→ Exercise details: Take the line that contains "Read all visible content and emit it as JSON." and each line after it in the material below, and transcribe them exactly, stopping at the end.

→ Material to process:

###

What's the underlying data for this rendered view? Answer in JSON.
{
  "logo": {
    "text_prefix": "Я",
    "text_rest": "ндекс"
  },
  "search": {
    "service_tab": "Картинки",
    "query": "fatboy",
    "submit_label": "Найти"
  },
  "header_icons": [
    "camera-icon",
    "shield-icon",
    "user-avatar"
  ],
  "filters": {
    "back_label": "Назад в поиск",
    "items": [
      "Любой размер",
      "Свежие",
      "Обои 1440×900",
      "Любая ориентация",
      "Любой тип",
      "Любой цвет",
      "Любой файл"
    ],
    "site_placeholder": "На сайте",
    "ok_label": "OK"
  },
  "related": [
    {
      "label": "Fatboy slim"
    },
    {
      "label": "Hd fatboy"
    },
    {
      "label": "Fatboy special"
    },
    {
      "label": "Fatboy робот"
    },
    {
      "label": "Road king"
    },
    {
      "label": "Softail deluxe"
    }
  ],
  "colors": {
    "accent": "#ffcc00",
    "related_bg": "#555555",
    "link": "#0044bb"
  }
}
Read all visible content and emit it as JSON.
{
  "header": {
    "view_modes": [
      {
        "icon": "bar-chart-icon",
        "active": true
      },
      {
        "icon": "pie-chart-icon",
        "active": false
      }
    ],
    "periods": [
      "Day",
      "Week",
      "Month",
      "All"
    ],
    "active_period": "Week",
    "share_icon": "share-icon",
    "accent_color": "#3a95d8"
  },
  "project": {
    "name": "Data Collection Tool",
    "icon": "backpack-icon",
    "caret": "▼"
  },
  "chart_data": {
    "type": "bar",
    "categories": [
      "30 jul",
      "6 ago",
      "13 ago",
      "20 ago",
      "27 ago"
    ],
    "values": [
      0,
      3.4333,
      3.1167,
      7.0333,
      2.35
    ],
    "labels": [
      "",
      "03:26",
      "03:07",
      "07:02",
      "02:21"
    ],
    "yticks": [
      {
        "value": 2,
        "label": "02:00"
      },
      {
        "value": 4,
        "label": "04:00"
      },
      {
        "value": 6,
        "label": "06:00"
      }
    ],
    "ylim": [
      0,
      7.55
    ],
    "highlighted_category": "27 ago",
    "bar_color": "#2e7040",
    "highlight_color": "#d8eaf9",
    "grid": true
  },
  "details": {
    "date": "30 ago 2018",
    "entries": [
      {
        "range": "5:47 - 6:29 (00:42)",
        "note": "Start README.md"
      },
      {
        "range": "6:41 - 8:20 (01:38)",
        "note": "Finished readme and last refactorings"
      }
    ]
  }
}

###

→ Written reply:
Read all visible content and emit it as JSON.
{
  "header": {
    "view_modes": [
      {
        "icon": "bar-chart-icon",
        "active": true
      },
      {
        "icon": "pie-chart-icon",
        "active": false
      }
    ],
    "periods": [
      "Day",
      "Week",
      "Month",
      "All"
    ],
    "active_period": "Week",
    "share_icon": "share-icon",
    "accent_color": "#3a95d8"
  },
  "project": {
    "name": "Data Collection Tool",
    "icon": "backpack-icon",
    "caret": "▼"
  },
  "chart_data": {
    "type": "bar",
    "categories": [
      "30 jul",
      "6 ago",
      "13 ago",
      "20 ago",
      "27 ago"
    ],
    "values": [
      0,
      3.4333,
      3.1167,
      7.0333,
      2.35
    ],
    "labels": [
      "",
      "03:26",
      "03:07",
      "07:02",
      "02:21"
    ],
    "yticks": [
      {
        "value": 2,
        "label": "02:00"
      },
      {
        "value": 4,
        "label": "04:00"
      },
      {
        "value": 6,
        "label": "06:00"
      }
    ],
    "ylim": [
      0,
      7.55
    ],
    "highlighted_category": "27 ago",
    "bar_color": "#2e7040",
    "highlight_color": "#d8eaf9",
    "grid": true
  },
  "details": {
    "date": "30 ago 2018",
    "entries": [
      {
        "range": "5:47 - 6:29 (00:42)",
        "note": "Start README.md"
      },
      {
        "range": "6:41 - 8:20 (01:38)",
        "note": "Finished readme and last refactorings"
      }
    ]
  }
}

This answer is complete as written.